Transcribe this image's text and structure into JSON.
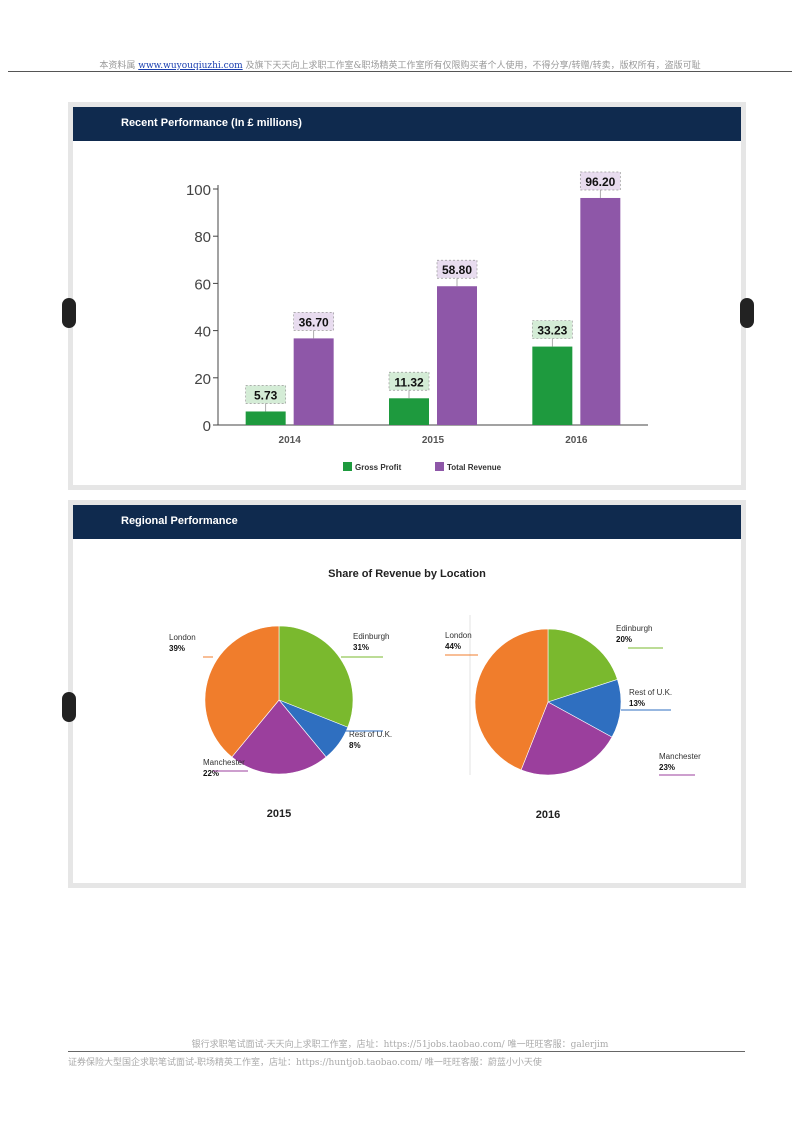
{
  "header": {
    "prefix": "本资料属",
    "link": "www.wuyouqiuzhi.com",
    "suffix": "及旗下天天向上求职工作室&职场精英工作室所有仅限购买者个人使用，不得分享/转赠/转卖，版权所有，盗版可耻"
  },
  "panel1": {
    "title": "Recent Performance (In £ millions)"
  },
  "panel2": {
    "title": "Regional Performance",
    "subtitle": "Share of Revenue by Location"
  },
  "colors": {
    "green": "#1e9a3e",
    "purple": "#8e57a8",
    "pie_green": "#7ab92e",
    "orange": "#f07d2c",
    "pie_purple": "#9b3f9d",
    "blue": "#2f6fc0",
    "navy": "#0f2a4e"
  },
  "chart_data": [
    {
      "type": "bar",
      "title": "Recent Performance (In £ millions)",
      "categories": [
        "2014",
        "2015",
        "2016"
      ],
      "series": [
        {
          "name": "Gross Profit",
          "values": [
            5.73,
            11.32,
            33.23
          ],
          "labels": [
            "5.73",
            "11.32",
            "33.23"
          ]
        },
        {
          "name": "Total Revenue",
          "values": [
            36.7,
            58.8,
            96.2
          ],
          "labels": [
            "36.70",
            "58.80",
            "96.20"
          ]
        }
      ],
      "yticks": [
        "0",
        "20",
        "40",
        "60",
        "80",
        "100"
      ],
      "ylim": [
        0,
        100
      ],
      "legend": "bottom"
    },
    {
      "type": "pie",
      "title": "Share of Revenue by Location",
      "year": "2015",
      "slices": [
        {
          "name": "Edinburgh",
          "value": 31,
          "label": "31%"
        },
        {
          "name": "Rest of U.K.",
          "value": 8,
          "label": "8%"
        },
        {
          "name": "Manchester",
          "value": 22,
          "label": "22%"
        },
        {
          "name": "London",
          "value": 39,
          "label": "39%"
        }
      ]
    },
    {
      "type": "pie",
      "year": "2016",
      "slices": [
        {
          "name": "Edinburgh",
          "value": 20,
          "label": "20%"
        },
        {
          "name": "Rest of U.K.",
          "value": 13,
          "label": "13%"
        },
        {
          "name": "Manchester",
          "value": 23,
          "label": "23%"
        },
        {
          "name": "London",
          "value": 44,
          "label": "44%"
        }
      ]
    }
  ],
  "footer": {
    "line1": "银行求职笔试面试-天天向上求职工作室，店址：https://51jobs.taobao.com/ 唯一旺旺客服：galerjim",
    "line2": "证券保险大型国企求职笔试面试-职场精英工作室，店址：https://huntjob.taobao.com/ 唯一旺旺客服：蔚蓝小小天使"
  }
}
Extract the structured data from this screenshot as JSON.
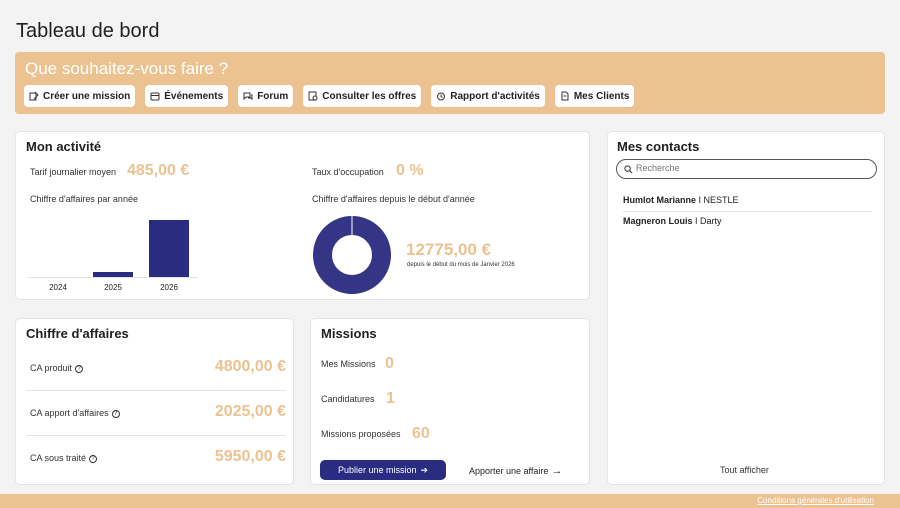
{
  "page_title": "Tableau de bord",
  "banner": {
    "title": "Que souhaitez-vous faire ?",
    "actions": [
      {
        "label": "Créer une mission",
        "icon": "mission-icon"
      },
      {
        "label": "Événements",
        "icon": "calendar-icon"
      },
      {
        "label": "Forum",
        "icon": "chat-icon"
      },
      {
        "label": "Consulter les offres",
        "icon": "offers-icon"
      },
      {
        "label": "Rapport d'activités",
        "icon": "alarm-clock-icon"
      },
      {
        "label": "Mes Clients",
        "icon": "document-icon"
      }
    ]
  },
  "activity": {
    "title": "Mon activité",
    "tjm_label": "Tarif journalier moyen",
    "tjm_value": "485,00 €",
    "occupation_label": "Taux d'occupation",
    "occupation_value": "0 %",
    "ca_year_label": "Chiffre d'affaires par année",
    "ca_ytd_label": "Chiffre d'affaires depuis le début d'année",
    "ca_ytd_value": "12775,00 €",
    "ca_ytd_sub": "depuis le début du mois de Janvier 2026"
  },
  "chart_data": [
    {
      "type": "bar",
      "categories": [
        "2024",
        "2025",
        "2026"
      ],
      "values": [
        0,
        1200,
        12775
      ],
      "ylim": [
        0,
        13000
      ],
      "colors": [
        "#2a2c82"
      ]
    },
    {
      "type": "pie",
      "values": [
        12775
      ],
      "colors": [
        "#353585"
      ]
    }
  ],
  "ca": {
    "title": "Chiffre d'affaires",
    "rows": [
      {
        "label": "CA produit",
        "value": "4800,00 €"
      },
      {
        "label": "CA apport d'affaires",
        "value": "2025,00 €"
      },
      {
        "label": "CA sous traité",
        "value": "5950,00 €"
      }
    ]
  },
  "missions": {
    "title": "Missions",
    "rows": [
      {
        "label": "Mes Missions",
        "value": "0"
      },
      {
        "label": "Candidatures",
        "value": "1"
      },
      {
        "label": "Missions proposées",
        "value": "60"
      }
    ],
    "publish_label": "Publier une mission",
    "bring_label": "Apporter une affaire"
  },
  "contacts": {
    "title": "Mes contacts",
    "search_placeholder": "Recherche",
    "items": [
      {
        "name": "Humlot Marianne",
        "company": "NESTLE"
      },
      {
        "name": "Magneron Louis",
        "company": "Darty"
      }
    ],
    "show_all": "Tout afficher"
  },
  "footer": {
    "link": "Conditions générales d'utilisation"
  },
  "colors": {
    "accent": "#ecc291",
    "primary": "#2a2c82"
  }
}
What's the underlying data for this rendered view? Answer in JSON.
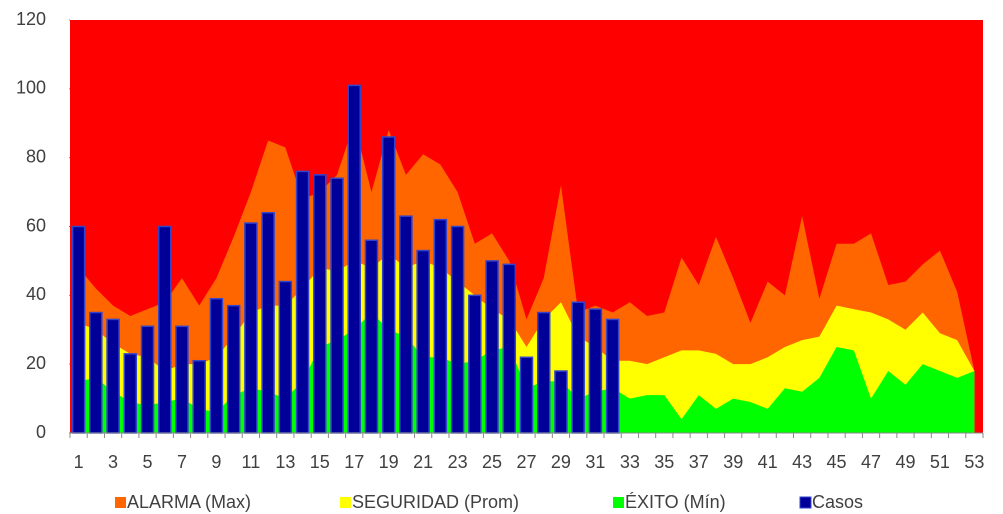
{
  "chart_data": {
    "type": "area",
    "categories": [
      "1",
      null,
      "3",
      null,
      "5",
      null,
      "7",
      null,
      "9",
      null,
      "11",
      null,
      "13",
      null,
      "15",
      null,
      "17",
      null,
      "19",
      null,
      "21",
      null,
      "23",
      null,
      "25",
      null,
      "27",
      null,
      "29",
      null,
      "31",
      null,
      "33",
      null,
      "35",
      null,
      "37",
      null,
      "39",
      null,
      "41",
      null,
      "43",
      null,
      "45",
      null,
      "47",
      null,
      "49",
      null,
      "51",
      null,
      "53"
    ],
    "series": [
      {
        "name": "ALARMA (Max)",
        "color": "#ff6600",
        "kind": "area",
        "values": [
          48,
          42,
          37,
          34,
          36,
          38,
          45,
          37,
          45,
          57,
          70,
          85,
          83,
          68,
          70,
          75,
          90,
          70,
          88,
          75,
          81,
          78,
          70,
          55,
          58,
          50,
          33,
          45,
          72,
          35,
          37,
          35,
          38,
          34,
          35,
          51,
          43,
          57,
          45,
          32,
          44,
          40,
          63,
          39,
          55,
          55,
          58,
          43,
          44,
          49,
          53,
          41,
          18
        ]
      },
      {
        "name": "SEGURIDAD (Prom)",
        "color": "#ffff00",
        "kind": "area",
        "values": [
          32,
          30,
          26,
          23,
          22,
          18,
          20,
          20,
          22,
          28,
          35,
          37,
          37,
          42,
          48,
          47,
          50,
          48,
          52,
          48,
          50,
          48,
          44,
          40,
          36,
          33,
          25,
          33,
          38,
          28,
          25,
          21,
          21,
          20,
          22,
          24,
          24,
          23,
          20,
          20,
          22,
          25,
          27,
          28,
          37,
          36,
          35,
          33,
          30,
          35,
          29,
          27,
          18
        ]
      },
      {
        "name": "ÉXITO (Mín)",
        "color": "#00ff00",
        "kind": "area",
        "values": [
          15,
          16,
          12,
          9,
          8,
          9,
          10,
          7,
          6,
          11,
          13,
          12,
          10,
          15,
          25,
          27,
          30,
          35,
          30,
          28,
          22,
          22,
          20,
          21,
          24,
          25,
          13,
          15,
          15,
          10,
          12,
          13,
          10,
          11,
          11,
          4,
          11,
          7,
          10,
          9,
          7,
          13,
          12,
          16,
          25,
          24,
          10,
          18,
          14,
          20,
          18,
          16,
          18
        ]
      },
      {
        "name": "Casos",
        "color": "#000099",
        "kind": "bar",
        "values": [
          60,
          35,
          33,
          23,
          31,
          60,
          31,
          21,
          39,
          37,
          61,
          64,
          44,
          76,
          75,
          74,
          101,
          56,
          86,
          63,
          53,
          62,
          60,
          40,
          50,
          49,
          22,
          35,
          18,
          38,
          36,
          33,
          null,
          null,
          null,
          null,
          null,
          null,
          null,
          null,
          null,
          null,
          null,
          null,
          null,
          null,
          null,
          null,
          null,
          null,
          null,
          null,
          null
        ]
      }
    ],
    "background": "#ff0000",
    "ylim": [
      0,
      120
    ],
    "yticks": [
      0,
      20,
      40,
      60,
      80,
      100,
      120
    ]
  }
}
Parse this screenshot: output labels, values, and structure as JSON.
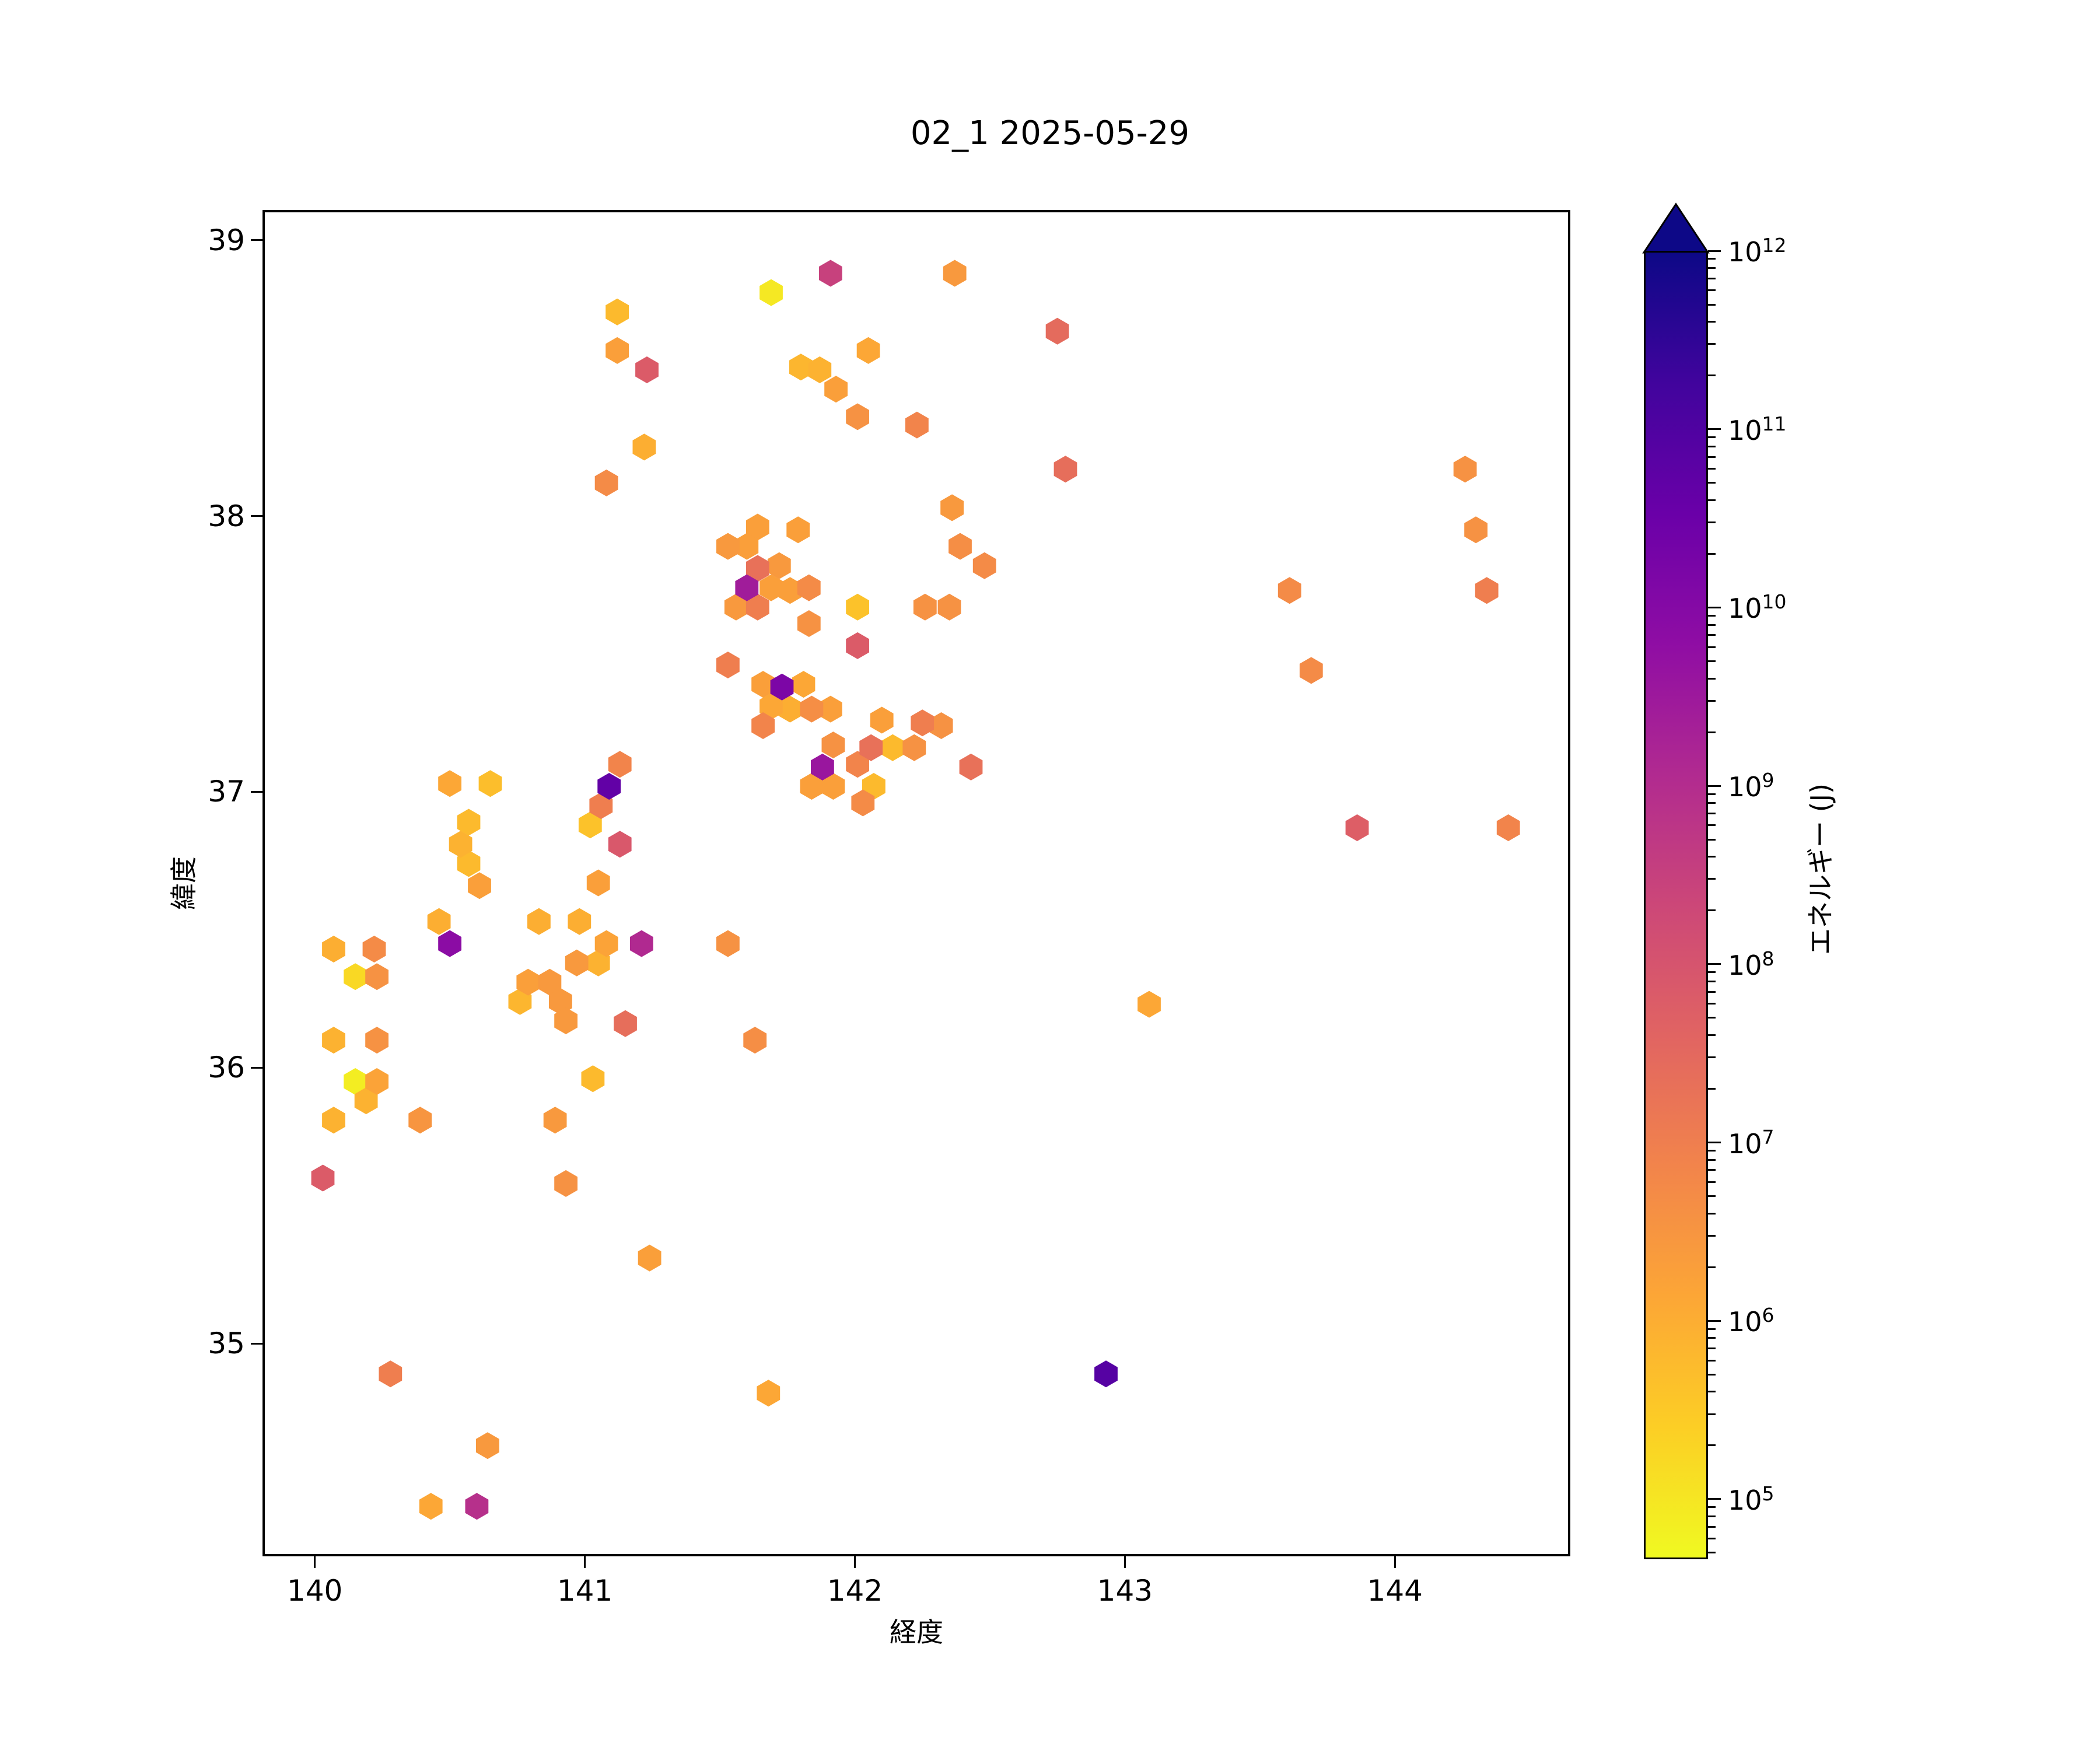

.....

Copy every line above that holds the word "Chiffre".

_Written solution_
    "ca_year_label": "Chiffre d'affaires par année",
    "ca_ytd_label": "Chiffre d'affaires depuis le début d'année",
    "title": "Chiffre d'affaires",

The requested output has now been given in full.